Retype the material in full, keeping every word the same.

Stored data:
•••

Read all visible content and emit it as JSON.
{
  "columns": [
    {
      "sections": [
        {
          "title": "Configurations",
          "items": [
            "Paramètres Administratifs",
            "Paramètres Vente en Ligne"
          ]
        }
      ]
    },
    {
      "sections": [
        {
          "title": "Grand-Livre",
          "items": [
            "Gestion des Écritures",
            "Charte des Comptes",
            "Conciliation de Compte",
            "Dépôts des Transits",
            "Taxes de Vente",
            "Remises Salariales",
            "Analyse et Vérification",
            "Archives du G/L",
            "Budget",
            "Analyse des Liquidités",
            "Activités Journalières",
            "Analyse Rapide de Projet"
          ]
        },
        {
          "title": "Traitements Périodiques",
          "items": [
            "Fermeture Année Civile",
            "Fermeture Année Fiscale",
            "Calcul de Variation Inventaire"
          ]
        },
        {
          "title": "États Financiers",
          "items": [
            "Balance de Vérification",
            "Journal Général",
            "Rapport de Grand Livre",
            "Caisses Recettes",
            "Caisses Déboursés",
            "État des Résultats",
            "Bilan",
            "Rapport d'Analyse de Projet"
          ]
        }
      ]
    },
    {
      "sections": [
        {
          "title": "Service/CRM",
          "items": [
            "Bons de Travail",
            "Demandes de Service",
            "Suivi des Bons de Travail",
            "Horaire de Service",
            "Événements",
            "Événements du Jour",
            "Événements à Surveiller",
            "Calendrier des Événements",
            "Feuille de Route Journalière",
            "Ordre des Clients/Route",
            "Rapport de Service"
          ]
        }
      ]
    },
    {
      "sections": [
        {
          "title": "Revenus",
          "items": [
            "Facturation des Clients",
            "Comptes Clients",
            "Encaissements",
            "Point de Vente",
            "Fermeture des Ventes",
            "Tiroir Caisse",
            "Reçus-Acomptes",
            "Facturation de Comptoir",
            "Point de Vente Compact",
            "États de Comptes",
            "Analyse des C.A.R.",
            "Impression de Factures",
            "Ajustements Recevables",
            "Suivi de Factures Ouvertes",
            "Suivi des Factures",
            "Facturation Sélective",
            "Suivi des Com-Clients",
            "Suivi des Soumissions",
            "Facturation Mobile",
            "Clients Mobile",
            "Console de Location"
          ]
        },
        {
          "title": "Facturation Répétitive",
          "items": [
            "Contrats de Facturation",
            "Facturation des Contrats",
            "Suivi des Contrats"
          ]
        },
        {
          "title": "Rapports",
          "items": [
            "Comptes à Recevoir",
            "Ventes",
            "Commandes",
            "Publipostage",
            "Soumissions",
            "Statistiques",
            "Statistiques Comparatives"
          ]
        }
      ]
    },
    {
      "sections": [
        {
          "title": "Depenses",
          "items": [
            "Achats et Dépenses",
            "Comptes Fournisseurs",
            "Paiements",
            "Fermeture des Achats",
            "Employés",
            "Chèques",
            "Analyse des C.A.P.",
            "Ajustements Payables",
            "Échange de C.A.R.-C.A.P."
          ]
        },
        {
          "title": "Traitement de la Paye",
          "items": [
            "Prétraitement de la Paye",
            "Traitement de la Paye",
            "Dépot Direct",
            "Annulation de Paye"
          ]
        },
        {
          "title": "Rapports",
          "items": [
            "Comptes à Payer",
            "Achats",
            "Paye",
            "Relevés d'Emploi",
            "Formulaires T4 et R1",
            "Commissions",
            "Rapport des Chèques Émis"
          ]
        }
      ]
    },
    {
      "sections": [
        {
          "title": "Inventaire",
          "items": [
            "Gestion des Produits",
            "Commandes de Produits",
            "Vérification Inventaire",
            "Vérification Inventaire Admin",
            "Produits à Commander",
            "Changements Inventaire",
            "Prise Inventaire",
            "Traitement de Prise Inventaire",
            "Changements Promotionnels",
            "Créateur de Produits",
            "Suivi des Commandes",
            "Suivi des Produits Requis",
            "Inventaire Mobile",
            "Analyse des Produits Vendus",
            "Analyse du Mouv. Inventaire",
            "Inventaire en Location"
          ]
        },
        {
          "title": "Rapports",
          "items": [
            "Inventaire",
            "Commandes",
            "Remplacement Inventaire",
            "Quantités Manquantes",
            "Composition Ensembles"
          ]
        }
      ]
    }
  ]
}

•••

Written answer:
Read all visible content and emit it as JSON.
{
  "columns": [
    {
      "sections": [
        {
          "title": "Configurations",
          "items": [
            "Paramètres Administratifs",
            "Paramètres Vente en Ligne"
          ]
        }
      ]
    },
    {
      "sections": [
        {
          "title": "Grand-Livre",
          "items": [
            "Gestion des Écritures",
            "Charte des Comptes",
            "Conciliation de Compte",
            "Dépôts des Transits",
            "Taxes de Vente",
            "Remises Salariales",
            "Analyse et Vérification",
            "Archives du G/L",
            "Budget",
            "Analyse des Liquidités",
            "Activités Journalières",
            "Analyse Rapide de Projet"
          ]
        },
        {
          "title": "Traitements Périodiques",
          "items": [
            "Fermeture Année Civile",
            "Fermeture Année Fiscale",
            "Calcul de Variation Inventaire"
          ]
        },
        {
          "title": "États Financiers",
          "items": [
            "Balance de Vérification",
            "Journal Général",
            "Rapport de Grand Livre",
            "Caisses Recettes",
            "Caisses Déboursés",
            "État des Résultats",
            "Bilan",
            "Rapport d'Analyse de Projet"
          ]
        }
      ]
    },
    {
      "sections": [
        {
          "title": "Service/CRM",
          "items": [
            "Bons de Travail",
            "Demandes de Service",
            "Suivi des Bons de Travail",
            "Horaire de Service",
            "Événements",
            "Événements du Jour",
            "Événements à Surveiller",
            "Calendrier des Événements",
            "Feuille de Route Journalière",
            "Ordre des Clients/Route",
            "Rapport de Service"
          ]
        }
      ]
    },
    {
      "sections": [
        {
          "title": "Revenus",
          "items": [
            "Facturation des Clients",
            "Comptes Clients",
            "Encaissements",
            "Point de Vente",
            "Fermeture des Ventes",
            "Tiroir Caisse",
            "Reçus-Acomptes",
            "Facturation de Comptoir",
            "Point de Vente Compact",
            "États de Comptes",
            "Analyse des C.A.R.",
            "Impression de Factures",
            "Ajustements Recevables",
            "Suivi de Factures Ouvertes",
            "Suivi des Factures",
            "Facturation Sélective",
            "Suivi des Com-Clients",
            "Suivi des Soumissions",
            "Facturation Mobile",
            "Clients Mobile",
            "Console de Location"
          ]
        },
        {
          "title": "Facturation Répétitive",
          "items": [
            "Contrats de Facturation",
            "Facturation des Contrats",
            "Suivi des Contrats"
          ]
        },
        {
          "title": "Rapports",
          "items": [
            "Comptes à Recevoir",
            "Ventes",
            "Commandes",
            "Publipostage",
            "Soumissions",
            "Statistiques",
            "Statistiques Comparatives"
          ]
        }
      ]
    },
    {
      "sections": [
        {
          "title": "Depenses",
          "items": [
            "Achats et Dépenses",
            "Comptes Fournisseurs",
            "Paiements",
            "Fermeture des Achats",
            "Employés",
            "Chèques",
            "Analyse des C.A.P.",
            "Ajustements Payables",
            "Échange de C.A.R.-C.A.P."
          ]
        },
        {
          "title": "Traitement de la Paye",
          "items": [
            "Prétraitement de la Paye",
            "Traitement de la Paye",
            "Dépot Direct",
            "Annulation de Paye"
          ]
        },
        {
          "title": "Rapports",
          "items": [
            "Comptes à Payer",
            "Achats",
            "Paye",
            "Relevés d'Emploi",
            "Formulaires T4 et R1",
            "Commissions",
            "Rapport des Chèques Émis"
          ]
        }
      ]
    },
    {
      "sections": [
        {
          "title": "Inventaire",
          "items": [
            "Gestion des Produits",
            "Commandes de Produits",
            "Vérification Inventaire",
            "Vérification Inventaire Admin",
            "Produits à Commander",
            "Changements Inventaire",
            "Prise Inventaire",
            "Traitement de Prise Inventaire",
            "Changements Promotionnels",
            "Créateur de Produits",
            "Suivi des Commandes",
            "Suivi des Produits Requis",
            "Inventaire Mobile",
            "Analyse des Produits Vendus",
            "Analyse du Mouv. Inventaire",
            "Inventaire en Location"
          ]
        },
        {
          "title": "Rapports",
          "items": [
            "Inventaire",
            "Commandes",
            "Remplacement Inventaire",
            "Quantités Manquantes",
            "Composition Ensembles"
          ]
        }
      ]
    }
  ]
}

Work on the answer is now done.